Report back each line of the records that contains the string "arrow".

#### DATA SECTION ####

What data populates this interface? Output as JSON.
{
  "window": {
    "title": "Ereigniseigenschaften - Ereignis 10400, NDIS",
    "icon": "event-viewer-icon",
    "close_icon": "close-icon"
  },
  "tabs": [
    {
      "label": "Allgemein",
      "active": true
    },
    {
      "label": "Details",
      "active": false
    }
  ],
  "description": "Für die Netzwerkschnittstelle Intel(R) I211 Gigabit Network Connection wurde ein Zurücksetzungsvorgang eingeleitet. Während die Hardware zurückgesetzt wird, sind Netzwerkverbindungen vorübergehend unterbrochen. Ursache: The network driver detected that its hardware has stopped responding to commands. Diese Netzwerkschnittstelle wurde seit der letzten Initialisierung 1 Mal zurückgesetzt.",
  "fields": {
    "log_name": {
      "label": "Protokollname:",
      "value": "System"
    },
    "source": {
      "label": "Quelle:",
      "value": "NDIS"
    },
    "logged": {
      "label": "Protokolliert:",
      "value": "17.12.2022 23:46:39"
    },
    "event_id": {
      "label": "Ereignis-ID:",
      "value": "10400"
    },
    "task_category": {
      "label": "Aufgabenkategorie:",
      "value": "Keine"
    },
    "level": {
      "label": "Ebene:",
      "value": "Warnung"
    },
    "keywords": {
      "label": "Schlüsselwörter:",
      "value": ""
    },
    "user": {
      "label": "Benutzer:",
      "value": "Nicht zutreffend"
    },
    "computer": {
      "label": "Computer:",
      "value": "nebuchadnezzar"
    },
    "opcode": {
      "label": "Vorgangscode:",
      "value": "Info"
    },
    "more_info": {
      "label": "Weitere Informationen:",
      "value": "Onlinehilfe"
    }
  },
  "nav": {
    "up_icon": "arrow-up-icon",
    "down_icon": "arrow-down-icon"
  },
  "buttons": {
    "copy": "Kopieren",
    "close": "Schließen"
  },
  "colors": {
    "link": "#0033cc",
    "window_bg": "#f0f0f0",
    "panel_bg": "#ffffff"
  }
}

####

*TASK ANSWER:*
    "up_icon": "arrow-up-icon",
    "down_icon": "arrow-down-icon"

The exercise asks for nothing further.